*Instructions for the task:* Track down the lines that contain "relative" and copy them.
....
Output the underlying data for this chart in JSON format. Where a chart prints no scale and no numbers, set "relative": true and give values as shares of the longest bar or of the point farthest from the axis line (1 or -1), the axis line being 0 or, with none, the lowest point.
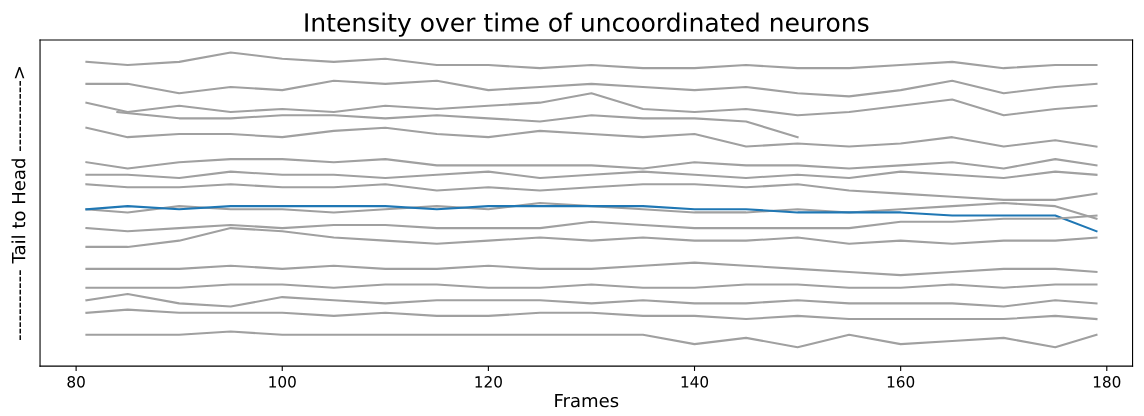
{
  "chart_data": {
    "type": "line",
    "title": "Intensity over time of uncoordinated neurons",
    "xlabel": "Frames",
    "ylabel": "----------- Tail to Head ----------->",
    "relative": true,
    "x": [
      81,
      85,
      90,
      95,
      100,
      105,
      110,
      115,
      120,
      125,
      130,
      135,
      140,
      145,
      150,
      155,
      160,
      165,
      170,
      175,
      179
    ],
    "xlim": [
      76.5,
      182.5
    ],
    "xticks": [
      80,
      100,
      120,
      140,
      160,
      180
    ],
    "marker": "none",
    "line_style": "solid",
    "tick_labels": "x",
    "series": [
      {
        "color": "#a0a0a0",
        "values": [
          0.97,
          0.96,
          0.97,
          1.0,
          0.98,
          0.97,
          0.98,
          0.96,
          0.96,
          0.95,
          0.96,
          0.95,
          0.95,
          0.96,
          0.95,
          0.95,
          0.96,
          0.97,
          0.95,
          0.96,
          0.96
        ]
      },
      {
        "color": "#a0a0a0",
        "values": [
          0.9,
          0.9,
          0.87,
          0.89,
          0.88,
          0.91,
          0.9,
          0.91,
          0.88,
          0.89,
          0.9,
          0.89,
          0.88,
          0.89,
          0.87,
          0.86,
          0.88,
          0.91,
          0.87,
          0.89,
          0.9
        ]
      },
      {
        "color": "#a0a0a0",
        "values": [
          0.84,
          0.81,
          0.83,
          0.81,
          0.82,
          0.81,
          0.83,
          0.82,
          0.83,
          0.84,
          0.87,
          0.82,
          0.81,
          0.82,
          0.8,
          0.81,
          0.83,
          0.85,
          0.8,
          0.82,
          0.83
        ]
      },
      {
        "color": "#a0a0a0",
        "x": [
          84,
          90,
          95,
          100,
          105,
          110,
          115,
          120,
          125,
          130,
          135,
          140,
          145,
          150
        ],
        "values": [
          0.81,
          0.79,
          0.79,
          0.8,
          0.8,
          0.79,
          0.8,
          0.79,
          0.78,
          0.8,
          0.79,
          0.79,
          0.78,
          0.73
        ]
      },
      {
        "color": "#a0a0a0",
        "values": [
          0.76,
          0.73,
          0.74,
          0.74,
          0.73,
          0.75,
          0.76,
          0.74,
          0.73,
          0.75,
          0.74,
          0.73,
          0.74,
          0.7,
          0.71,
          0.7,
          0.71,
          0.73,
          0.7,
          0.72,
          0.7
        ]
      },
      {
        "color": "#a0a0a0",
        "values": [
          0.65,
          0.63,
          0.65,
          0.66,
          0.66,
          0.65,
          0.66,
          0.64,
          0.64,
          0.64,
          0.64,
          0.63,
          0.65,
          0.64,
          0.64,
          0.63,
          0.64,
          0.65,
          0.63,
          0.66,
          0.64
        ]
      },
      {
        "color": "#a0a0a0",
        "values": [
          0.61,
          0.61,
          0.6,
          0.62,
          0.61,
          0.61,
          0.6,
          0.61,
          0.62,
          0.6,
          0.61,
          0.62,
          0.61,
          0.6,
          0.61,
          0.6,
          0.62,
          0.61,
          0.6,
          0.62,
          0.61
        ]
      },
      {
        "color": "#a0a0a0",
        "values": [
          0.58,
          0.57,
          0.57,
          0.58,
          0.57,
          0.57,
          0.58,
          0.56,
          0.57,
          0.56,
          0.57,
          0.58,
          0.58,
          0.57,
          0.58,
          0.56,
          0.55,
          0.54,
          0.53,
          0.53,
          0.55
        ]
      },
      {
        "color": "#a0a0a0",
        "values": [
          0.5,
          0.49,
          0.51,
          0.5,
          0.5,
          0.49,
          0.5,
          0.51,
          0.5,
          0.52,
          0.51,
          0.5,
          0.49,
          0.49,
          0.5,
          0.49,
          0.5,
          0.51,
          0.52,
          0.51,
          0.47
        ]
      },
      {
        "color": "#1f77b4",
        "values": [
          0.5,
          0.51,
          0.5,
          0.51,
          0.51,
          0.51,
          0.51,
          0.5,
          0.51,
          0.51,
          0.51,
          0.51,
          0.5,
          0.5,
          0.49,
          0.49,
          0.49,
          0.48,
          0.48,
          0.48,
          0.43
        ]
      },
      {
        "color": "#a0a0a0",
        "values": [
          0.44,
          0.43,
          0.44,
          0.45,
          0.44,
          0.45,
          0.45,
          0.44,
          0.44,
          0.44,
          0.46,
          0.45,
          0.44,
          0.44,
          0.44,
          0.44,
          0.46,
          0.46,
          0.47,
          0.47,
          0.48
        ]
      },
      {
        "color": "#a0a0a0",
        "values": [
          0.38,
          0.38,
          0.4,
          0.44,
          0.43,
          0.41,
          0.4,
          0.39,
          0.4,
          0.41,
          0.4,
          0.41,
          0.4,
          0.4,
          0.41,
          0.39,
          0.4,
          0.39,
          0.4,
          0.4,
          0.41
        ]
      },
      {
        "color": "#a0a0a0",
        "values": [
          0.31,
          0.31,
          0.31,
          0.32,
          0.31,
          0.32,
          0.31,
          0.31,
          0.32,
          0.31,
          0.31,
          0.32,
          0.33,
          0.32,
          0.31,
          0.3,
          0.29,
          0.3,
          0.31,
          0.31,
          0.3
        ]
      },
      {
        "color": "#a0a0a0",
        "values": [
          0.25,
          0.25,
          0.25,
          0.26,
          0.26,
          0.25,
          0.26,
          0.26,
          0.25,
          0.25,
          0.26,
          0.25,
          0.25,
          0.26,
          0.26,
          0.25,
          0.25,
          0.26,
          0.25,
          0.26,
          0.26
        ]
      },
      {
        "color": "#a0a0a0",
        "values": [
          0.21,
          0.23,
          0.2,
          0.19,
          0.22,
          0.21,
          0.2,
          0.21,
          0.21,
          0.21,
          0.2,
          0.21,
          0.2,
          0.2,
          0.21,
          0.2,
          0.2,
          0.2,
          0.19,
          0.21,
          0.2
        ]
      },
      {
        "color": "#a0a0a0",
        "values": [
          0.17,
          0.18,
          0.17,
          0.17,
          0.17,
          0.16,
          0.17,
          0.16,
          0.16,
          0.17,
          0.17,
          0.16,
          0.16,
          0.15,
          0.16,
          0.15,
          0.15,
          0.15,
          0.15,
          0.16,
          0.15
        ]
      },
      {
        "color": "#a0a0a0",
        "values": [
          0.1,
          0.1,
          0.1,
          0.11,
          0.1,
          0.1,
          0.1,
          0.1,
          0.1,
          0.1,
          0.1,
          0.1,
          0.07,
          0.09,
          0.06,
          0.1,
          0.07,
          0.08,
          0.09,
          0.06,
          0.1
        ]
      }
    ]
  }
}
....
*Written solution:*
Output the underlying data for this chart in JSON format. Where a chart prints no scale and no numbers, set "relative": true and give values as shares of the longest bar or of the point farthest from the axis line (1 or -1), the axis line being 0 or, with none, the lowest point.
    "relative": true,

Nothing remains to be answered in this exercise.